#### [Task statement]
Could you repeat the records below exactly, leaving out any pictures?

Raw records
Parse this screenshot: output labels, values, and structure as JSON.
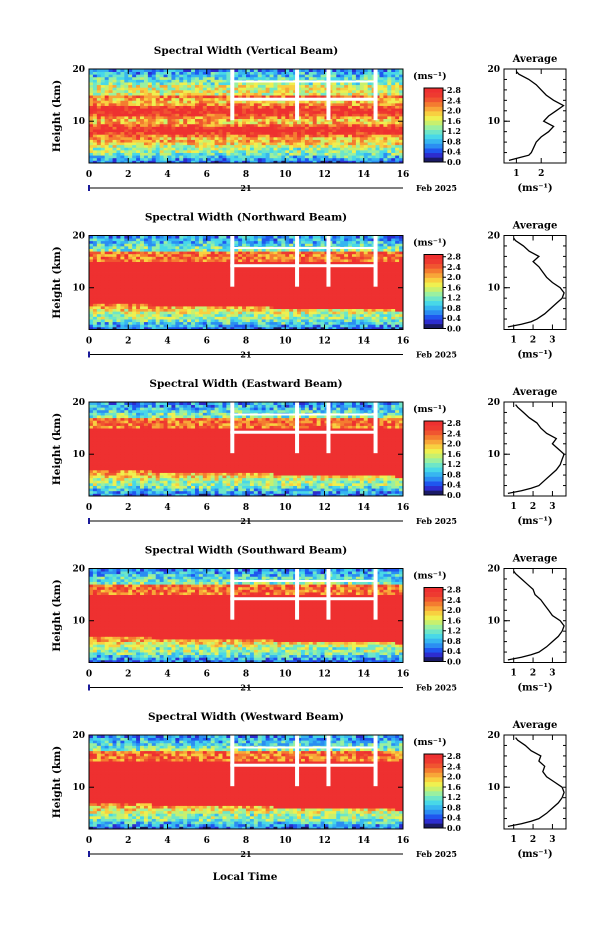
{
  "figure": {
    "xlabel_bottom": "Local Time",
    "date_day": "21",
    "date_month_year": "Feb 2025",
    "colorbar_unit": "(ms⁻¹)",
    "colorbar_ticks": [
      "0.0",
      "0.4",
      "0.8",
      "1.2",
      "1.6",
      "2.0",
      "2.4",
      "2.8"
    ],
    "colorbar_colors": [
      "#1a1a66",
      "#2d2dcf",
      "#1f56ef",
      "#2b8ef2",
      "#37b6f0",
      "#48d8e8",
      "#6ee6c8",
      "#9af0a0",
      "#c8f06e",
      "#eff050",
      "#f8d040",
      "#f8a638",
      "#f47c30",
      "#f05530",
      "#ee3a30",
      "#ee3030"
    ],
    "average_title": "Average",
    "average_xlabel": "(ms⁻¹)",
    "panel_ylabel": "Height (km)"
  },
  "chart_data": [
    {
      "type": "heatmap",
      "title": "Spectral Width (Vertical Beam)",
      "xlabel": "",
      "ylabel": "Height (km)",
      "xlim": [
        0,
        16
      ],
      "ylim": [
        2,
        20
      ],
      "x_ticks": [
        "0",
        "2",
        "4",
        "6",
        "8",
        "10",
        "12",
        "14",
        "16"
      ],
      "y_ticks": [
        "10",
        "20"
      ],
      "gaps_local_time": [
        7.2,
        10.5,
        12.1,
        14.5
      ],
      "profile": {
        "title": "Average",
        "xlabel": "(ms⁻¹)",
        "xlim": [
          0.5,
          3.0
        ],
        "x_ticks": [
          "1",
          "2"
        ],
        "y_ticks": [
          "10",
          "20"
        ],
        "height": [
          2.5,
          3.0,
          3.5,
          4.0,
          5.0,
          6.0,
          7.0,
          8.0,
          9.0,
          10.0,
          11.0,
          12.0,
          13.0,
          14.0,
          15.0,
          16.0,
          17.0,
          18.0,
          19.0,
          19.5
        ],
        "width": [
          0.7,
          1.1,
          1.5,
          1.6,
          1.7,
          1.8,
          2.0,
          2.3,
          2.5,
          2.1,
          2.3,
          2.6,
          2.9,
          2.5,
          2.2,
          2.0,
          1.8,
          1.5,
          1.1,
          1.0
        ]
      }
    },
    {
      "type": "heatmap",
      "title": "Spectral Width (Northward Beam)",
      "xlabel": "",
      "ylabel": "Height (km)",
      "xlim": [
        0,
        16
      ],
      "ylim": [
        2,
        20
      ],
      "x_ticks": [
        "0",
        "2",
        "4",
        "6",
        "8",
        "10",
        "12",
        "14",
        "16"
      ],
      "y_ticks": [
        "10",
        "20"
      ],
      "gaps_local_time": [
        7.2,
        10.5,
        12.1,
        14.5
      ],
      "profile": {
        "title": "Average",
        "xlabel": "(ms⁻¹)",
        "xlim": [
          0.5,
          3.7
        ],
        "x_ticks": [
          "1",
          "2",
          "3"
        ],
        "y_ticks": [
          "10",
          "20"
        ],
        "height": [
          2.5,
          3.0,
          3.5,
          4.0,
          5.0,
          6.0,
          7.0,
          8.0,
          9.0,
          10.0,
          11.0,
          12.0,
          13.0,
          14.0,
          15.0,
          16.0,
          17.0,
          18.0,
          19.0,
          19.5
        ],
        "width": [
          0.7,
          1.4,
          1.9,
          2.2,
          2.6,
          2.9,
          3.2,
          3.5,
          3.6,
          3.4,
          3.0,
          2.7,
          2.5,
          2.3,
          2.0,
          2.3,
          1.8,
          1.5,
          1.1,
          1.0
        ]
      }
    },
    {
      "type": "heatmap",
      "title": "Spectral Width (Eastward Beam)",
      "xlabel": "",
      "ylabel": "Height (km)",
      "xlim": [
        0,
        16
      ],
      "ylim": [
        2,
        20
      ],
      "x_ticks": [
        "0",
        "2",
        "4",
        "6",
        "8",
        "10",
        "12",
        "14",
        "16"
      ],
      "y_ticks": [
        "10",
        "20"
      ],
      "gaps_local_time": [
        7.2,
        10.5,
        12.1,
        14.5
      ],
      "profile": {
        "title": "Average",
        "xlabel": "(ms⁻¹)",
        "xlim": [
          0.5,
          3.7
        ],
        "x_ticks": [
          "1",
          "2",
          "3"
        ],
        "y_ticks": [
          "10",
          "20"
        ],
        "height": [
          2.5,
          3.0,
          3.5,
          4.0,
          5.0,
          6.0,
          7.0,
          8.0,
          9.0,
          10.0,
          11.0,
          12.0,
          13.0,
          14.0,
          15.0,
          16.0,
          17.0,
          18.0,
          19.0,
          19.5
        ],
        "width": [
          0.7,
          1.4,
          1.9,
          2.3,
          2.6,
          2.9,
          3.2,
          3.4,
          3.5,
          3.6,
          3.3,
          3.0,
          3.2,
          2.7,
          2.4,
          2.2,
          1.8,
          1.5,
          1.2,
          1.1
        ]
      }
    },
    {
      "type": "heatmap",
      "title": "Spectral Width (Southward Beam)",
      "xlabel": "",
      "ylabel": "Height (km)",
      "xlim": [
        0,
        16
      ],
      "ylim": [
        2,
        20
      ],
      "x_ticks": [
        "0",
        "2",
        "4",
        "6",
        "8",
        "10",
        "12",
        "14",
        "16"
      ],
      "y_ticks": [
        "10",
        "20"
      ],
      "gaps_local_time": [
        7.2,
        10.5,
        12.1,
        14.5
      ],
      "profile": {
        "title": "Average",
        "xlabel": "(ms⁻¹)",
        "xlim": [
          0.5,
          3.7
        ],
        "x_ticks": [
          "1",
          "2",
          "3"
        ],
        "y_ticks": [
          "10",
          "20"
        ],
        "height": [
          2.5,
          3.0,
          3.5,
          4.0,
          5.0,
          6.0,
          7.0,
          8.0,
          9.0,
          10.0,
          11.0,
          12.0,
          13.0,
          14.0,
          15.0,
          16.0,
          17.0,
          18.0,
          19.0,
          19.5
        ],
        "width": [
          0.7,
          1.4,
          1.9,
          2.3,
          2.7,
          3.0,
          3.3,
          3.5,
          3.6,
          3.4,
          3.0,
          2.8,
          2.6,
          2.4,
          2.1,
          2.0,
          1.7,
          1.4,
          1.1,
          1.0
        ]
      }
    },
    {
      "type": "heatmap",
      "title": "Spectral Width (Westward Beam)",
      "xlabel": "Local Time",
      "ylabel": "Height (km)",
      "xlim": [
        0,
        16
      ],
      "ylim": [
        2,
        20
      ],
      "x_ticks": [
        "0",
        "2",
        "4",
        "6",
        "8",
        "10",
        "12",
        "14",
        "16"
      ],
      "y_ticks": [
        "10",
        "20"
      ],
      "gaps_local_time": [
        7.2,
        10.5,
        12.1,
        14.5
      ],
      "profile": {
        "title": "Average",
        "xlabel": "(ms⁻¹)",
        "xlim": [
          0.5,
          3.7
        ],
        "x_ticks": [
          "1",
          "2",
          "3"
        ],
        "y_ticks": [
          "10",
          "20"
        ],
        "height": [
          2.5,
          3.0,
          3.5,
          4.0,
          5.0,
          6.0,
          7.0,
          8.0,
          9.0,
          10.0,
          11.0,
          12.0,
          13.0,
          14.0,
          15.0,
          16.0,
          17.0,
          18.0,
          19.0,
          19.5
        ],
        "width": [
          0.7,
          1.4,
          1.9,
          2.3,
          2.7,
          3.0,
          3.3,
          3.5,
          3.6,
          3.5,
          3.1,
          2.7,
          2.5,
          2.6,
          2.3,
          2.4,
          1.9,
          1.6,
          1.2,
          1.1
        ]
      }
    }
  ]
}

#### [Answer to this task]
Parse this screenshot: output labels, values, and structure as JSON.
{
  "figure": {
    "xlabel_bottom": "Local Time",
    "date_day": "21",
    "date_month_year": "Feb 2025",
    "colorbar_unit": "(ms⁻¹)",
    "colorbar_ticks": [
      "0.0",
      "0.4",
      "0.8",
      "1.2",
      "1.6",
      "2.0",
      "2.4",
      "2.8"
    ],
    "colorbar_colors": [
      "#1a1a66",
      "#2d2dcf",
      "#1f56ef",
      "#2b8ef2",
      "#37b6f0",
      "#48d8e8",
      "#6ee6c8",
      "#9af0a0",
      "#c8f06e",
      "#eff050",
      "#f8d040",
      "#f8a638",
      "#f47c30",
      "#f05530",
      "#ee3a30",
      "#ee3030"
    ],
    "average_title": "Average",
    "average_xlabel": "(ms⁻¹)",
    "panel_ylabel": "Height (km)"
  },
  "chart_data": [
    {
      "type": "heatmap",
      "title": "Spectral Width (Vertical Beam)",
      "xlabel": "",
      "ylabel": "Height (km)",
      "xlim": [
        0,
        16
      ],
      "ylim": [
        2,
        20
      ],
      "x_ticks": [
        "0",
        "2",
        "4",
        "6",
        "8",
        "10",
        "12",
        "14",
        "16"
      ],
      "y_ticks": [
        "10",
        "20"
      ],
      "gaps_local_time": [
        7.2,
        10.5,
        12.1,
        14.5
      ],
      "profile": {
        "title": "Average",
        "xlabel": "(ms⁻¹)",
        "xlim": [
          0.5,
          3.0
        ],
        "x_ticks": [
          "1",
          "2"
        ],
        "y_ticks": [
          "10",
          "20"
        ],
        "height": [
          2.5,
          3.0,
          3.5,
          4.0,
          5.0,
          6.0,
          7.0,
          8.0,
          9.0,
          10.0,
          11.0,
          12.0,
          13.0,
          14.0,
          15.0,
          16.0,
          17.0,
          18.0,
          19.0,
          19.5
        ],
        "width": [
          0.7,
          1.1,
          1.5,
          1.6,
          1.7,
          1.8,
          2.0,
          2.3,
          2.5,
          2.1,
          2.3,
          2.6,
          2.9,
          2.5,
          2.2,
          2.0,
          1.8,
          1.5,
          1.1,
          1.0
        ]
      }
    },
    {
      "type": "heatmap",
      "title": "Spectral Width (Northward Beam)",
      "xlabel": "",
      "ylabel": "Height (km)",
      "xlim": [
        0,
        16
      ],
      "ylim": [
        2,
        20
      ],
      "x_ticks": [
        "0",
        "2",
        "4",
        "6",
        "8",
        "10",
        "12",
        "14",
        "16"
      ],
      "y_ticks": [
        "10",
        "20"
      ],
      "gaps_local_time": [
        7.2,
        10.5,
        12.1,
        14.5
      ],
      "profile": {
        "title": "Average",
        "xlabel": "(ms⁻¹)",
        "xlim": [
          0.5,
          3.7
        ],
        "x_ticks": [
          "1",
          "2",
          "3"
        ],
        "y_ticks": [
          "10",
          "20"
        ],
        "height": [
          2.5,
          3.0,
          3.5,
          4.0,
          5.0,
          6.0,
          7.0,
          8.0,
          9.0,
          10.0,
          11.0,
          12.0,
          13.0,
          14.0,
          15.0,
          16.0,
          17.0,
          18.0,
          19.0,
          19.5
        ],
        "width": [
          0.7,
          1.4,
          1.9,
          2.2,
          2.6,
          2.9,
          3.2,
          3.5,
          3.6,
          3.4,
          3.0,
          2.7,
          2.5,
          2.3,
          2.0,
          2.3,
          1.8,
          1.5,
          1.1,
          1.0
        ]
      }
    },
    {
      "type": "heatmap",
      "title": "Spectral Width (Eastward Beam)",
      "xlabel": "",
      "ylabel": "Height (km)",
      "xlim": [
        0,
        16
      ],
      "ylim": [
        2,
        20
      ],
      "x_ticks": [
        "0",
        "2",
        "4",
        "6",
        "8",
        "10",
        "12",
        "14",
        "16"
      ],
      "y_ticks": [
        "10",
        "20"
      ],
      "gaps_local_time": [
        7.2,
        10.5,
        12.1,
        14.5
      ],
      "profile": {
        "title": "Average",
        "xlabel": "(ms⁻¹)",
        "xlim": [
          0.5,
          3.7
        ],
        "x_ticks": [
          "1",
          "2",
          "3"
        ],
        "y_ticks": [
          "10",
          "20"
        ],
        "height": [
          2.5,
          3.0,
          3.5,
          4.0,
          5.0,
          6.0,
          7.0,
          8.0,
          9.0,
          10.0,
          11.0,
          12.0,
          13.0,
          14.0,
          15.0,
          16.0,
          17.0,
          18.0,
          19.0,
          19.5
        ],
        "width": [
          0.7,
          1.4,
          1.9,
          2.3,
          2.6,
          2.9,
          3.2,
          3.4,
          3.5,
          3.6,
          3.3,
          3.0,
          3.2,
          2.7,
          2.4,
          2.2,
          1.8,
          1.5,
          1.2,
          1.1
        ]
      }
    },
    {
      "type": "heatmap",
      "title": "Spectral Width (Southward Beam)",
      "xlabel": "",
      "ylabel": "Height (km)",
      "xlim": [
        0,
        16
      ],
      "ylim": [
        2,
        20
      ],
      "x_ticks": [
        "0",
        "2",
        "4",
        "6",
        "8",
        "10",
        "12",
        "14",
        "16"
      ],
      "y_ticks": [
        "10",
        "20"
      ],
      "gaps_local_time": [
        7.2,
        10.5,
        12.1,
        14.5
      ],
      "profile": {
        "title": "Average",
        "xlabel": "(ms⁻¹)",
        "xlim": [
          0.5,
          3.7
        ],
        "x_ticks": [
          "1",
          "2",
          "3"
        ],
        "y_ticks": [
          "10",
          "20"
        ],
        "height": [
          2.5,
          3.0,
          3.5,
          4.0,
          5.0,
          6.0,
          7.0,
          8.0,
          9.0,
          10.0,
          11.0,
          12.0,
          13.0,
          14.0,
          15.0,
          16.0,
          17.0,
          18.0,
          19.0,
          19.5
        ],
        "width": [
          0.7,
          1.4,
          1.9,
          2.3,
          2.7,
          3.0,
          3.3,
          3.5,
          3.6,
          3.4,
          3.0,
          2.8,
          2.6,
          2.4,
          2.1,
          2.0,
          1.7,
          1.4,
          1.1,
          1.0
        ]
      }
    },
    {
      "type": "heatmap",
      "title": "Spectral Width (Westward Beam)",
      "xlabel": "Local Time",
      "ylabel": "Height (km)",
      "xlim": [
        0,
        16
      ],
      "ylim": [
        2,
        20
      ],
      "x_ticks": [
        "0",
        "2",
        "4",
        "6",
        "8",
        "10",
        "12",
        "14",
        "16"
      ],
      "y_ticks": [
        "10",
        "20"
      ],
      "gaps_local_time": [
        7.2,
        10.5,
        12.1,
        14.5
      ],
      "profile": {
        "title": "Average",
        "xlabel": "(ms⁻¹)",
        "xlim": [
          0.5,
          3.7
        ],
        "x_ticks": [
          "1",
          "2",
          "3"
        ],
        "y_ticks": [
          "10",
          "20"
        ],
        "height": [
          2.5,
          3.0,
          3.5,
          4.0,
          5.0,
          6.0,
          7.0,
          8.0,
          9.0,
          10.0,
          11.0,
          12.0,
          13.0,
          14.0,
          15.0,
          16.0,
          17.0,
          18.0,
          19.0,
          19.5
        ],
        "width": [
          0.7,
          1.4,
          1.9,
          2.3,
          2.7,
          3.0,
          3.3,
          3.5,
          3.6,
          3.5,
          3.1,
          2.7,
          2.5,
          2.6,
          2.3,
          2.4,
          1.9,
          1.6,
          1.2,
          1.1
        ]
      }
    }
  ]
}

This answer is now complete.